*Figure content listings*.
--- START ---
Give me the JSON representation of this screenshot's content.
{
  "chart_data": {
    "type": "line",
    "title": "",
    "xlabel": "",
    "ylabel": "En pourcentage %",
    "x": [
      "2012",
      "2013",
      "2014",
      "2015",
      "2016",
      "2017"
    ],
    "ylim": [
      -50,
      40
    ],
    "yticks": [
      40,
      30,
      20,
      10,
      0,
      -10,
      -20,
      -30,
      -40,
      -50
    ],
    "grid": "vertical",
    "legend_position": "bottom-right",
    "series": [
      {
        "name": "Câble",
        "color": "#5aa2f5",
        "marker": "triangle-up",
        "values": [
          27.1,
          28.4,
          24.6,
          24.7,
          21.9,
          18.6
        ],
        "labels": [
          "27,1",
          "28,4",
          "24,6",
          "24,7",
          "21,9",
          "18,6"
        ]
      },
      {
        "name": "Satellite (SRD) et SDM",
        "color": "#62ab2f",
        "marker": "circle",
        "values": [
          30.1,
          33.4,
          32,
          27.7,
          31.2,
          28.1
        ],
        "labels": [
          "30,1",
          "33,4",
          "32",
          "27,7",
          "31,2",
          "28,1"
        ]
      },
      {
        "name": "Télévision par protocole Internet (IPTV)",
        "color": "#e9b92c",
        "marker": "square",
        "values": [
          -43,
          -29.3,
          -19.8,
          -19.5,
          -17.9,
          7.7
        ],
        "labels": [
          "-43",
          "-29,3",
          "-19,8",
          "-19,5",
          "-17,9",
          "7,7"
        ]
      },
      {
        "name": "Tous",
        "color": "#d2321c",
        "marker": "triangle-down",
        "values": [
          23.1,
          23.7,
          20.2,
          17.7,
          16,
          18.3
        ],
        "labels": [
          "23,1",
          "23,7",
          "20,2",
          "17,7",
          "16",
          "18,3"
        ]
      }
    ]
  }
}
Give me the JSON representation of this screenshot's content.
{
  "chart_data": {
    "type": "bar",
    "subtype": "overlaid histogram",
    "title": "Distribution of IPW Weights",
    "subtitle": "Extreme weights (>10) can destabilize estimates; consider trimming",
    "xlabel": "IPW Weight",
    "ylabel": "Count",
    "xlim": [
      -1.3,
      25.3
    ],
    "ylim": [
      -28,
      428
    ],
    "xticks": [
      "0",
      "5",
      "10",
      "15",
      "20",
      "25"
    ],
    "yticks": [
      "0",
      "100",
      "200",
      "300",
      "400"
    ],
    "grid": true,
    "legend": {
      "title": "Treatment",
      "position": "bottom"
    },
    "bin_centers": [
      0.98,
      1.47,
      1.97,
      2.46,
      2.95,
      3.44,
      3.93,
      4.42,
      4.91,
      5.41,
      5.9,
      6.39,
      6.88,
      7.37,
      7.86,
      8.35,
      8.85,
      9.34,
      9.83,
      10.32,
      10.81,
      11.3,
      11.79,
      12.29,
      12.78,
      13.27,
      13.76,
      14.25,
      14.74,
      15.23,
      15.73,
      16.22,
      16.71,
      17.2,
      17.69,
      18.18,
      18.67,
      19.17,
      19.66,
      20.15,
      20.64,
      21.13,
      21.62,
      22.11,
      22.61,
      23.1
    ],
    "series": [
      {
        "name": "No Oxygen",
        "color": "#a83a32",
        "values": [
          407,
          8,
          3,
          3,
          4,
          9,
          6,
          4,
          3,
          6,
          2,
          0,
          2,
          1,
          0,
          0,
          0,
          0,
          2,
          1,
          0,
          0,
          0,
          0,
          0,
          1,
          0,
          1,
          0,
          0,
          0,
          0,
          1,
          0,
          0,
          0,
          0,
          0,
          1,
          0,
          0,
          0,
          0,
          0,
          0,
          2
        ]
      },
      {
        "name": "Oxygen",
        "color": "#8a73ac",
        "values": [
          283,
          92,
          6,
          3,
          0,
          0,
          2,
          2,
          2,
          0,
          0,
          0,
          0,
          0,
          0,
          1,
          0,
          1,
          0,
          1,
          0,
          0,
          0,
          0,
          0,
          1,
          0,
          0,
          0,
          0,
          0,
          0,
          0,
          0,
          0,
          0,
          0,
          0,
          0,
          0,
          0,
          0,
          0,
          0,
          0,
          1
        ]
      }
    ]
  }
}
--- END ---
*Set exercise*.
Repeat the data exactly. Leave nothing out.

*Answer in full*.
Give me the JSON representation of this screenshot's content.
{
  "chart_data": {
    "type": "line",
    "title": "",
    "xlabel": "",
    "ylabel": "En pourcentage %",
    "x": [
      "2012",
      "2013",
      "2014",
      "2015",
      "2016",
      "2017"
    ],
    "ylim": [
      -50,
      40
    ],
    "yticks": [
      40,
      30,
      20,
      10,
      0,
      -10,
      -20,
      -30,
      -40,
      -50
    ],
    "grid": "vertical",
    "legend_position": "bottom-right",
    "series": [
      {
        "name": "Câble",
        "color": "#5aa2f5",
        "marker": "triangle-up",
        "values": [
          27.1,
          28.4,
          24.6,
          24.7,
          21.9,
          18.6
        ],
        "labels": [
          "27,1",
          "28,4",
          "24,6",
          "24,7",
          "21,9",
          "18,6"
        ]
      },
      {
        "name": "Satellite (SRD) et SDM",
        "color": "#62ab2f",
        "marker": "circle",
        "values": [
          30.1,
          33.4,
          32,
          27.7,
          31.2,
          28.1
        ],
        "labels": [
          "30,1",
          "33,4",
          "32",
          "27,7",
          "31,2",
          "28,1"
        ]
      },
      {
        "name": "Télévision par protocole Internet (IPTV)",
        "color": "#e9b92c",
        "marker": "square",
        "values": [
          -43,
          -29.3,
          -19.8,
          -19.5,
          -17.9,
          7.7
        ],
        "labels": [
          "-43",
          "-29,3",
          "-19,8",
          "-19,5",
          "-17,9",
          "7,7"
        ]
      },
      {
        "name": "Tous",
        "color": "#d2321c",
        "marker": "triangle-down",
        "values": [
          23.1,
          23.7,
          20.2,
          17.7,
          16,
          18.3
        ],
        "labels": [
          "23,1",
          "23,7",
          "20,2",
          "17,7",
          "16",
          "18,3"
        ]
      }
    ]
  }
}
Give me the JSON representation of this screenshot's content.
{
  "chart_data": {
    "type": "bar",
    "subtype": "overlaid histogram",
    "title": "Distribution of IPW Weights",
    "subtitle": "Extreme weights (>10) can destabilize estimates; consider trimming",
    "xlabel": "IPW Weight",
    "ylabel": "Count",
    "xlim": [
      -1.3,
      25.3
    ],
    "ylim": [
      -28,
      428
    ],
    "xticks": [
      "0",
      "5",
      "10",
      "15",
      "20",
      "25"
    ],
    "yticks": [
      "0",
      "100",
      "200",
      "300",
      "400"
    ],
    "grid": true,
    "legend": {
      "title": "Treatment",
      "position": "bottom"
    },
    "bin_centers": [
      0.98,
      1.47,
      1.97,
      2.46,
      2.95,
      3.44,
      3.93,
      4.42,
      4.91,
      5.41,
      5.9,
      6.39,
      6.88,
      7.37,
      7.86,
      8.35,
      8.85,
      9.34,
      9.83,
      10.32,
      10.81,
      11.3,
      11.79,
      12.29,
      12.78,
      13.27,
      13.76,
      14.25,
      14.74,
      15.23,
      15.73,
      16.22,
      16.71,
      17.2,
      17.69,
      18.18,
      18.67,
      19.17,
      19.66,
      20.15,
      20.64,
      21.13,
      21.62,
      22.11,
      22.61,
      23.1
    ],
    "series": [
      {
        "name": "No Oxygen",
        "color": "#a83a32",
        "values": [
          407,
          8,
          3,
          3,
          4,
          9,
          6,
          4,
          3,
          6,
          2,
          0,
          2,
          1,
          0,
          0,
          0,
          0,
          2,
          1,
          0,
          0,
          0,
          0,
          0,
          1,
          0,
          1,
          0,
          0,
          0,
          0,
          1,
          0,
          0,
          0,
          0,
          0,
          1,
          0,
          0,
          0,
          0,
          0,
          0,
          2
        ]
      },
      {
        "name": "Oxygen",
        "color": "#8a73ac",
        "values": [
          283,
          92,
          6,
          3,
          0,
          0,
          2,
          2,
          2,
          0,
          0,
          0,
          0,
          0,
          0,
          1,
          0,
          1,
          0,
          1,
          0,
          0,
          0,
          0,
          0,
          1,
          0,
          0,
          0,
          0,
          0,
          0,
          0,
          0,
          0,
          0,
          0,
          0,
          0,
          0,
          0,
          0,
          0,
          0,
          0,
          1
        ]
      }
    ]
  }
}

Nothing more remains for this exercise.